What to do → Write the next part of the public comment to FERC below, starting right after its last sentence.

Reading text →
FERC Office of Public Participation: End the Electric Industry Coverup
Comments of Michael Mabee
Submitted to FERC on April 22, 2021
My name is Michael Mabee. I am a private citizen who conducts public interest research on the security of the electric grid because I recognize the absolutely vital role of this infrastructure in powering every one of the nation’s 16 critical infrastructures and in undergirding not just the well-being but the very survival of our modern society.
The Office of Public Participation must work to improve the transparency of Commission enforcement proceedings. This lack of transparency is endangering the electric grid and endangering the public and must be the Office of Public Participation (OPP’s) top priority.
Since 2010 there have been 275 FERC dockets involving at least 1,500 entities that have violated Critical Infrastructure Protection Standards (“CIP Standards”). Every single one of these 1,500+ names have been withheld from the public.
Almost all of these violations had been mitigated at the time the Notice of Penalty had been submitted to FERC. In fact, out of all of the complaints, there appear to be only four where the mitigation date might not be complete:
- Docket #NP19-4-000 issued 1/25/2019 mitigation is “ongoing”
- the mitigation date is listed as “TBD” in Docket #NP15-32-000, issued 7/30/2015, NP14-40-000 issued 4/30/2014 and Docket #NP13-45-000 issued 7/31/2013.
- In all four of these dockets, FERC has issued a “Notice of No Further Review.” So even these 4 may be through failure of NERC to update the data.
In essence, the industry has argued in Docket #AD19-18-000 that the names of all CIP violators must be withheld from the public – forever.
The names of regulatory violators is critical to the public, Congress and state regulators in order to be able to scrutinize the regulatory system to see if it is working or if improvements are needed.

Entries →
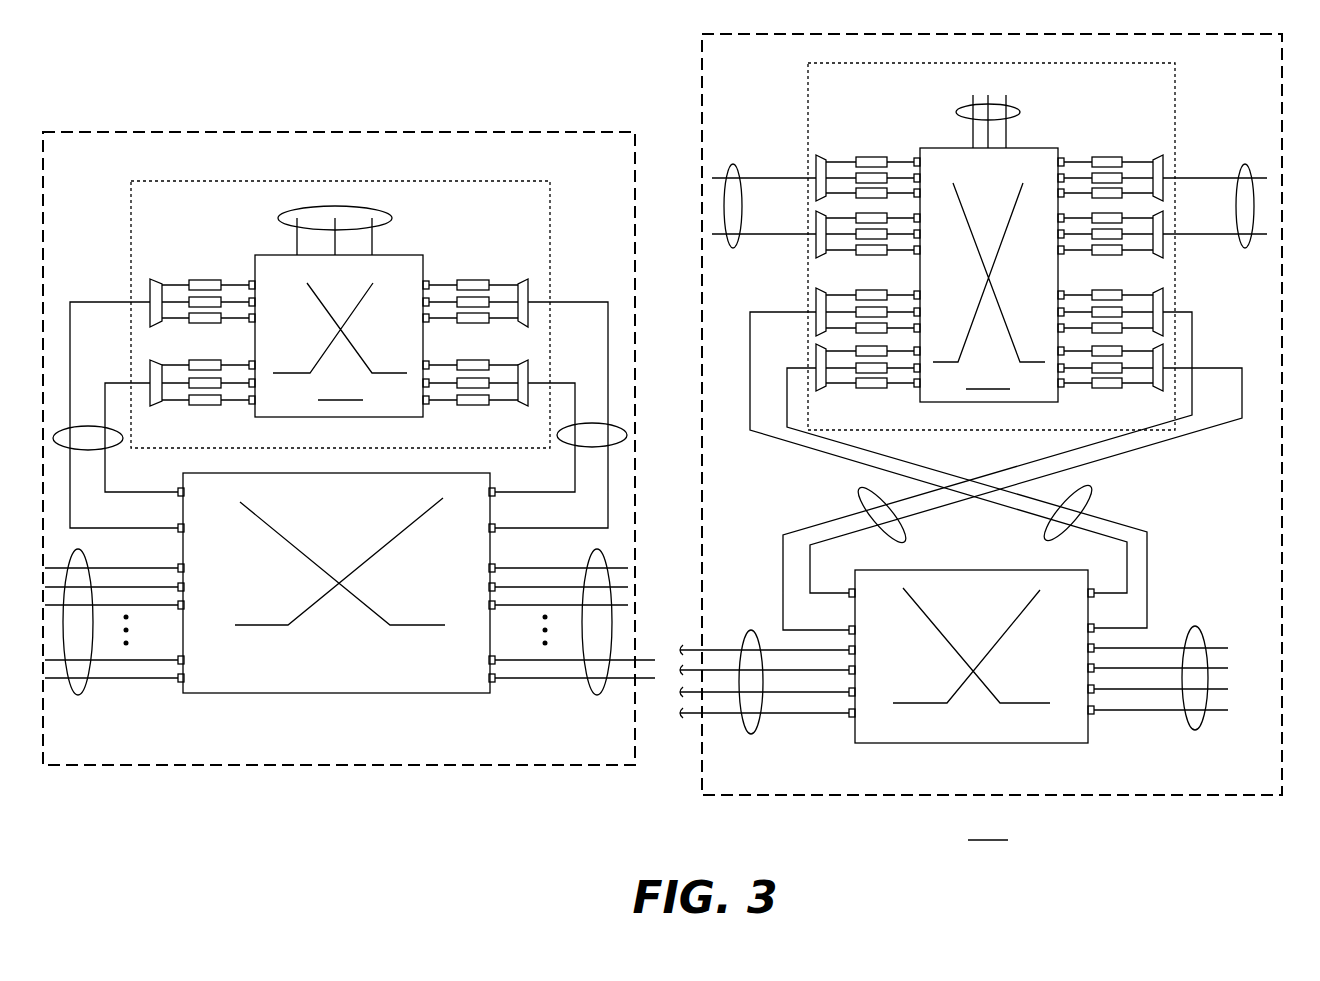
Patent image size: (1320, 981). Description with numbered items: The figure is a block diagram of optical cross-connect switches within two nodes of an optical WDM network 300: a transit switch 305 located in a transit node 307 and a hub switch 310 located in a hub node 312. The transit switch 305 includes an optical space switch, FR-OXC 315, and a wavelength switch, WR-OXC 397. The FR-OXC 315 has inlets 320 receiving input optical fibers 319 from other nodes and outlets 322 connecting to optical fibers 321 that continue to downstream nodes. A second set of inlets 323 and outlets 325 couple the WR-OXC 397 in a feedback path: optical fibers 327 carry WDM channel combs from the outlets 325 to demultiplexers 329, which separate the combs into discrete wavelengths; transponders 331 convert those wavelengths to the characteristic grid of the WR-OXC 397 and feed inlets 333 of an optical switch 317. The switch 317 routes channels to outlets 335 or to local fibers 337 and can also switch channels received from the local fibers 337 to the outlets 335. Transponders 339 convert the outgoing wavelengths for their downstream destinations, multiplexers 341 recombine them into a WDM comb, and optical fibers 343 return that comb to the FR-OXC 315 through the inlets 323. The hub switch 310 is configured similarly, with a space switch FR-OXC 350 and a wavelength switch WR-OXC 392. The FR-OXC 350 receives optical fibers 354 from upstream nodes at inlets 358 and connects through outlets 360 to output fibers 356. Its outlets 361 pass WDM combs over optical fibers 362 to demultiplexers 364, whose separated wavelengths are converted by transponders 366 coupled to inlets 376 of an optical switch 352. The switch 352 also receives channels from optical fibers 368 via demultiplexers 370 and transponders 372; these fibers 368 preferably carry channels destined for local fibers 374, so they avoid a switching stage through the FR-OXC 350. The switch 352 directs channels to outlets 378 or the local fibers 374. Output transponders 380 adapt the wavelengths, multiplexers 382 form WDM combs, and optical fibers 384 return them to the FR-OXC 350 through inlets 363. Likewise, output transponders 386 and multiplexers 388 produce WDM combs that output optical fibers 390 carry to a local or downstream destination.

The optical network 300 is at (981, 442).
The transit switch 305 is at (350, 616).
The transit node 307 is at (570, 768).
The hub switch 310 is at (977, 680).
The hub node 312 is at (1120, 797).
The FR-OXC 315 is at (430, 697).
The optical switch 317 is at (339, 351).
The input optical fibers 319 is at (78, 696).
The inlets 320 is at (183, 692).
The optical fibers 321 is at (597, 696).
The outlets 322 is at (490, 694).
The inlets 323 is at (178, 527).
The outlets 325 is at (495, 525).
The optical fibers 327 is at (588, 447).
The demultiplexers 329 is at (533, 290).
The transponders 331 is at (478, 281).
The inlets 333 is at (431, 282).
The outlets 335 is at (250, 282).
The local fibers 337 is at (330, 204).
The transponders 339 is at (203, 277).
The multiplexers 341 is at (152, 282).
The optical fibers 343 is at (96, 446).
The FR-OXC 350 is at (905, 745).
The optical switch 352 is at (989, 290).
The optical fibers 354 is at (751, 735).
The output fibers 356 is at (1200, 730).
The inlets 358 is at (853, 722).
The outlets 360 is at (1090, 723).
The outlets 361 is at (1094, 628).
The optical fibers 362 is at (1093, 490).
The inlets 363 is at (850, 628).
The demultiplexers 364 is at (814, 342).
The transponders 366 is at (866, 291).
The optical fibers 368 is at (733, 170).
The demultiplexers 370 is at (814, 206).
The transponders 372 is at (876, 154).
The local fibers 374 is at (1022, 112).
The inlets 376 is at (916, 160).
The outlets 378 is at (1112, 155).
The output transponders 380 is at (1104, 295).
The multiplexers 382 is at (1165, 385).
The optical fibers 384 is at (858, 492).
The output transponders 386 is at (1063, 157).
The multiplexers 388 is at (1162, 157).
The output optical fibers 390 is at (1245, 246).
The WR-OXC 392 is at (1175, 72).
The WR-OXC 397 is at (551, 205).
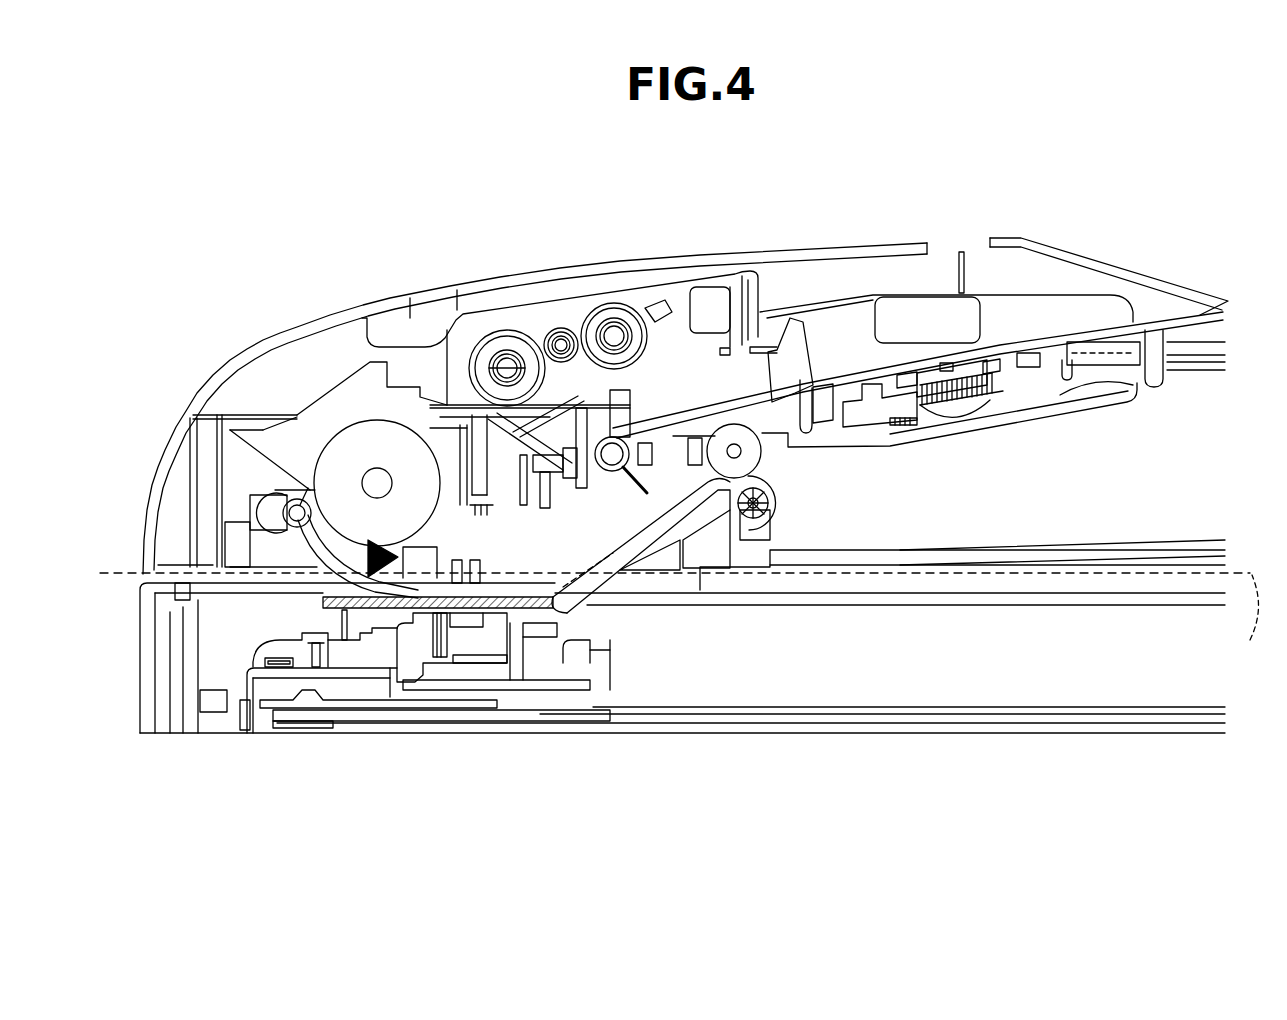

Reply →
There is a great deal of evidence that the present regulatory system in not working and needs public and Congressional scrutiny. Just a few examples:
- There have been 721 physical attacks on the electric grid in the last decade – this calls into question the effectiveness of the physical security standard.
- Numerous entities in the electric grid were penetrated by the Solar Winds Hack, yet there is no requirement that malware be detected, removed or mitigated in the cybersecurity CIP standards – this calls into question the effectiveness of the cybersecurity standards.
- The Texas electric grid collapsed in 1989, 2011 and again in 2021 – this time causing over 125 deaths. All three collapses of the Texas grid were caused by cold weather. Clearly the Mandatory Reliability Standards failed or were not enforced.
Another reason the public has a right to know if the company they rely upon – and pay – for electricity violates CIP standards is illustrated by these three questions:
- Who is paying for the CIP violation fines—the ratepayers or the shareholders?
- Who is paying for any mitigation ordered or agreed upon—the ratepayers or the shareholders?
- Most importantly, who decides who pays?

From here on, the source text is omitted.